Extract each line of the data below exactly as written.

══════════

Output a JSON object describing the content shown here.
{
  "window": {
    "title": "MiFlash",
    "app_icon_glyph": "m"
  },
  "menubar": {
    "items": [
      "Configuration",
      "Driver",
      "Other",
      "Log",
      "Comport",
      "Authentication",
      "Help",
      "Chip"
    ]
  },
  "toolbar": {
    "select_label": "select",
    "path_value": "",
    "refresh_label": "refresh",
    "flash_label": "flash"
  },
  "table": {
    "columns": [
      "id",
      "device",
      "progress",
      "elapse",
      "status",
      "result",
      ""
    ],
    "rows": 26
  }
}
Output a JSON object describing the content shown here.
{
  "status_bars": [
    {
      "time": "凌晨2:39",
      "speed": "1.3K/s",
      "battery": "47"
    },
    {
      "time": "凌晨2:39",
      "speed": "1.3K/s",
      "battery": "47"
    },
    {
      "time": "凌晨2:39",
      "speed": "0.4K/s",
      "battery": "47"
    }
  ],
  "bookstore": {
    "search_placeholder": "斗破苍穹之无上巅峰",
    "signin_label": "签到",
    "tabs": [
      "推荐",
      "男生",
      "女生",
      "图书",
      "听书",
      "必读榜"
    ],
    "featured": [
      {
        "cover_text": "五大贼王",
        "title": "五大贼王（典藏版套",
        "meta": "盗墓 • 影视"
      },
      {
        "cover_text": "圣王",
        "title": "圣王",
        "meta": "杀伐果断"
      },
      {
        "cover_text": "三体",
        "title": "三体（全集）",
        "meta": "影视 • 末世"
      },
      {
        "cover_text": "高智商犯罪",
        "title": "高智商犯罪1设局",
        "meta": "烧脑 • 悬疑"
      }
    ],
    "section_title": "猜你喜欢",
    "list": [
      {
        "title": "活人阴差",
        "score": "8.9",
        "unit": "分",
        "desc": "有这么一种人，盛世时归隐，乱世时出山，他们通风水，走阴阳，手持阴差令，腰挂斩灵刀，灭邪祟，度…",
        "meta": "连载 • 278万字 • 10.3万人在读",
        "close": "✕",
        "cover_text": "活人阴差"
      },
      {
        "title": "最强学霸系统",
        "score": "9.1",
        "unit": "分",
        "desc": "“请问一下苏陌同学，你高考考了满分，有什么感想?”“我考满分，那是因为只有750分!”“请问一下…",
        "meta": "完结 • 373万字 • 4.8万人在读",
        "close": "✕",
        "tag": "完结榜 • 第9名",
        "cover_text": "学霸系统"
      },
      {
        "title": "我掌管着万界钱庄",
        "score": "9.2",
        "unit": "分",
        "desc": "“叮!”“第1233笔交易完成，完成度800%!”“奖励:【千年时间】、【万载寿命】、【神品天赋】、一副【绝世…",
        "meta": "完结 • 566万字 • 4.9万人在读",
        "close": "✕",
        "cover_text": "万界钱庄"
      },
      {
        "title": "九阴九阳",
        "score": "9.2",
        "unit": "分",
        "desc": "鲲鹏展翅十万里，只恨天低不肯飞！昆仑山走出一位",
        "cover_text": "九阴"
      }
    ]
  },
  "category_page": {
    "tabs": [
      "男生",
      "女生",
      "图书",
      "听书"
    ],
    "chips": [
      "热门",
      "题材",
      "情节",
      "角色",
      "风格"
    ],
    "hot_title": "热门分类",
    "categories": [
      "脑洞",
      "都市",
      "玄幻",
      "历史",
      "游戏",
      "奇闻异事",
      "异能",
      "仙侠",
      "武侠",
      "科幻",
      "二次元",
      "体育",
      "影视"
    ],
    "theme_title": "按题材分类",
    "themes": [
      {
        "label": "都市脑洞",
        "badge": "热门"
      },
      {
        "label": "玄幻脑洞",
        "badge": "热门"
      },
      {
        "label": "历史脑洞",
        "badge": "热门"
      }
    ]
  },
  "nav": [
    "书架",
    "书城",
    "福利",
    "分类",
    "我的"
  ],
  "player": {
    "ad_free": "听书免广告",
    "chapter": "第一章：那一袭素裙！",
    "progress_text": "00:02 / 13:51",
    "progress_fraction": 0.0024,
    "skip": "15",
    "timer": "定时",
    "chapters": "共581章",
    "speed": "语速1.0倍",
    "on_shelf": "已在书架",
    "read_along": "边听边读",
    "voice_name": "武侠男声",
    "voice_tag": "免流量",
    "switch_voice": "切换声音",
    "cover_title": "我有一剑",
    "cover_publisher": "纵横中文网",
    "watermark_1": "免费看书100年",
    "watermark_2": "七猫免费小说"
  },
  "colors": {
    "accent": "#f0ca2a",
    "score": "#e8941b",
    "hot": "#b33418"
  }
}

══════════

Problem solution -
Output a JSON object describing the content shown here.
{
  "window": {
    "title": "MiFlash",
    "app_icon_glyph": "m"
  },
  "menubar": {
    "items": [
      "Configuration",
      "Driver",
      "Other",
      "Log",
      "Comport",
      "Authentication",
      "Help",
      "Chip"
    ]
  },
  "toolbar": {
    "select_label": "select",
    "path_value": "",
    "refresh_label": "refresh",
    "flash_label": "flash"
  },
  "table": {
    "columns": [
      "id",
      "device",
      "progress",
      "elapse",
      "status",
      "result",
      ""
    ],
    "rows": 26
  }
}
Output a JSON object describing the content shown here.
{
  "status_bars": [
    {
      "time": "凌晨2:39",
      "speed": "1.3K/s",
      "battery": "47"
    },
    {
      "time": "凌晨2:39",
      "speed": "1.3K/s",
      "battery": "47"
    },
    {
      "time": "凌晨2:39",
      "speed": "0.4K/s",
      "battery": "47"
    }
  ],
  "bookstore": {
    "search_placeholder": "斗破苍穹之无上巅峰",
    "signin_label": "签到",
    "tabs": [
      "推荐",
      "男生",
      "女生",
      "图书",
      "听书",
      "必读榜"
    ],
    "featured": [
      {
        "cover_text": "五大贼王",
        "title": "五大贼王（典藏版套",
        "meta": "盗墓 • 影视"
      },
      {
        "cover_text": "圣王",
        "title": "圣王",
        "meta": "杀伐果断"
      },
      {
        "cover_text": "三体",
        "title": "三体（全集）",
        "meta": "影视 • 末世"
      },
      {
        "cover_text": "高智商犯罪",
        "title": "高智商犯罪1设局",
        "meta": "烧脑 • 悬疑"
      }
    ],
    "section_title": "猜你喜欢",
    "list": [
      {
        "title": "活人阴差",
        "score": "8.9",
        "unit": "分",
        "desc": "有这么一种人，盛世时归隐，乱世时出山，他们通风水，走阴阳，手持阴差令，腰挂斩灵刀，灭邪祟，度…",
        "meta": "连载 • 278万字 • 10.3万人在读",
        "close": "✕",
        "cover_text": "活人阴差"
      },
      {
        "title": "最强学霸系统",
        "score": "9.1",
        "unit": "分",
        "desc": "“请问一下苏陌同学，你高考考了满分，有什么感想?”“我考满分，那是因为只有750分!”“请问一下…",
        "meta": "完结 • 373万字 • 4.8万人在读",
        "close": "✕",
        "tag": "完结榜 • 第9名",
        "cover_text": "学霸系统"
      },
      {
        "title": "我掌管着万界钱庄",
        "score": "9.2",
        "unit": "分",
        "desc": "“叮!”“第1233笔交易完成，完成度800%!”“奖励:【千年时间】、【万载寿命】、【神品天赋】、一副【绝世…",
        "meta": "完结 • 566万字 • 4.9万人在读",
        "close": "✕",
        "cover_text": "万界钱庄"
      },
      {
        "title": "九阴九阳",
        "score": "9.2",
        "unit": "分",
        "desc": "鲲鹏展翅十万里，只恨天低不肯飞！昆仑山走出一位",
        "cover_text": "九阴"
      }
    ]
  },
  "category_page": {
    "tabs": [
      "男生",
      "女生",
      "图书",
      "听书"
    ],
    "chips": [
      "热门",
      "题材",
      "情节",
      "角色",
      "风格"
    ],
    "hot_title": "热门分类",
    "categories": [
      "脑洞",
      "都市",
      "玄幻",
      "历史",
      "游戏",
      "奇闻异事",
      "异能",
      "仙侠",
      "武侠",
      "科幻",
      "二次元",
      "体育",
      "影视"
    ],
    "theme_title": "按题材分类",
    "themes": [
      {
        "label": "都市脑洞",
        "badge": "热门"
      },
      {
        "label": "玄幻脑洞",
        "badge": "热门"
      },
      {
        "label": "历史脑洞",
        "badge": "热门"
      }
    ]
  },
  "nav": [
    "书架",
    "书城",
    "福利",
    "分类",
    "我的"
  ],
  "player": {
    "ad_free": "听书免广告",
    "chapter": "第一章：那一袭素裙！",
    "progress_text": "00:02 / 13:51",
    "progress_fraction": 0.0024,
    "skip": "15",
    "timer": "定时",
    "chapters": "共581章",
    "speed": "语速1.0倍",
    "on_shelf": "已在书架",
    "read_along": "边听边读",
    "voice_name": "武侠男声",
    "voice_tag": "免流量",
    "switch_voice": "切换声音",
    "cover_title": "我有一剑",
    "cover_publisher": "纵横中文网",
    "watermark_1": "免费看书100年",
    "watermark_2": "七猫免费小说"
  },
  "colors": {
    "accent": "#f0ca2a",
    "score": "#e8941b",
    "hot": "#b33418"
  }
}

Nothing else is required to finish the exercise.